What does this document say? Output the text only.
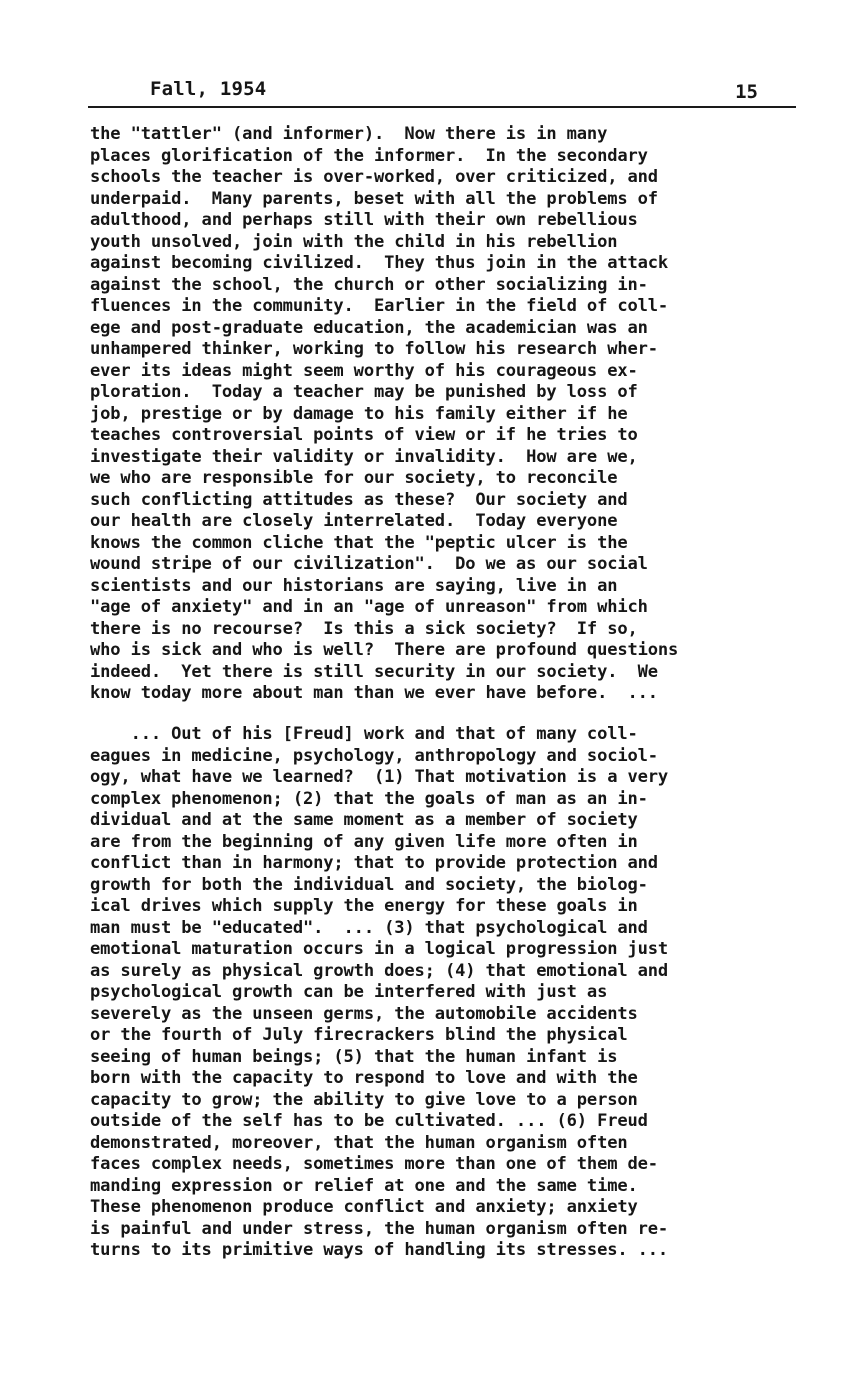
Fall, 1954	15
the "tattler" (and informer).  Now there is in many
places glorification of the informer.  In the secondary
schools the teacher is over-worked, over criticized, and
underpaid.  Many parents, beset with all the problems of
adulthood, and perhaps still with their own rebellious
youth unsolved, join with the child in his rebellion
against becoming civilized.  They thus join in the attack
against the school, the church or other socializing in-
fluences in the community.  Earlier in the field of coll-
ege and post-graduate education, the academician was an
unhampered thinker, working to follow his research wher-
ever its ideas might seem worthy of his courageous ex-
ploration.  Today a teacher may be punished by loss of
job, prestige or by damage to his family either if he
teaches controversial points of view or if he tries to
investigate their validity or invalidity.  How are we,
we who are responsible for our society, to reconcile
such conflicting attitudes as these?  Our society and
our health are closely interrelated.  Today everyone
knows the common cliche that the "peptic ulcer is the
wound stripe of our civilization".  Do we as our social
scientists and our historians are saying, live in an
"age of anxiety" and in an "age of unreason" from which
there is no recourse?  Is this a sick society?  If so,
who is sick and who is well?  There are profound questions
indeed.  Yet there is still security in our society.  We
know today more about man than we ever have before.  ...
... Out of his [Freud] work and that of many coll-
eagues in medicine, psychology, anthropology and sociol-
ogy, what have we learned?  (1) That motivation is a very
complex phenomenon; (2) that the goals of man as an in-
dividual and at the same moment as a member of society
are from the beginning of any given life more often in
conflict than in harmony; that to provide protection and
growth for both the individual and society, the biolog-
ical drives which supply the energy for these goals in
man must be "educated".  ... (3) that psychological and
emotional maturation occurs in a logical progression just
as surely as physical growth does; (4) that emotional and
psychological growth can be interfered with just as
severely as the unseen germs, the automobile accidents
or the fourth of July firecrackers blind the physical
seeing of human beings; (5) that the human infant is
born with the capacity to respond to love and with the
capacity to grow; the ability to give love to a person
outside of the self has to be cultivated. ... (6) Freud
demonstrated, moreover, that the human organism often
faces complex needs, sometimes more than one of them de-
manding expression or relief at one and the same time.
These phenomenon produce conflict and anxiety; anxiety
is painful and under stress, the human organism often re-
turns to its primitive ways of handling its stresses. ...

____________

* WHAT THE TASK REQUIRES:
Transcribe the material exactly, and leave out whatever pictures it holds.

* ANSWER FOR THIS EXERCISE:
What does this document say? Output the text only.
Fall, 1954	15
the "tattler" (and informer).  Now there is in many
places glorification of the informer.  In the secondary
schools the teacher is over-worked, over criticized, and
underpaid.  Many parents, beset with all the problems of
adulthood, and perhaps still with their own rebellious
youth unsolved, join with the child in his rebellion
against becoming civilized.  They thus join in the attack
against the school, the church or other socializing in-
fluences in the community.  Earlier in the field of coll-
ege and post-graduate education, the academician was an
unhampered thinker, working to follow his research wher-
ever its ideas might seem worthy of his courageous ex-
ploration.  Today a teacher may be punished by loss of
job, prestige or by damage to his family either if he
teaches controversial points of view or if he tries to
investigate their validity or invalidity.  How are we,
we who are responsible for our society, to reconcile
such conflicting attitudes as these?  Our society and
our health are closely interrelated.  Today everyone
knows the common cliche that the "peptic ulcer is the
wound stripe of our civilization".  Do we as our social
scientists and our historians are saying, live in an
"age of anxiety" and in an "age of unreason" from which
there is no recourse?  Is this a sick society?  If so,
who is sick and who is well?  There are profound questions
indeed.  Yet there is still security in our society.  We
know today more about man than we ever have before.  ...
... Out of his [Freud] work and that of many coll-
eagues in medicine, psychology, anthropology and sociol-
ogy, what have we learned?  (1) That motivation is a very
complex phenomenon; (2) that the goals of man as an in-
dividual and at the same moment as a member of society
are from the beginning of any given life more often in
conflict than in harmony; that to provide protection and
growth for both the individual and society, the biolog-
ical drives which supply the energy for these goals in
man must be "educated".  ... (3) that psychological and
emotional maturation occurs in a logical progression just
as surely as physical growth does; (4) that emotional and
psychological growth can be interfered with just as
severely as the unseen germs, the automobile accidents
or the fourth of July firecrackers blind the physical
seeing of human beings; (5) that the human infant is
born with the capacity to respond to love and with the
capacity to grow; the ability to give love to a person
outside of the self has to be cultivated. ... (6) Freud
demonstrated, moreover, that the human organism often
faces complex needs, sometimes more than one of them de-
manding expression or relief at one and the same time.
These phenomenon produce conflict and anxiety; anxiety
is painful and under stress, the human organism often re-
turns to its primitive ways of handling its stresses. ...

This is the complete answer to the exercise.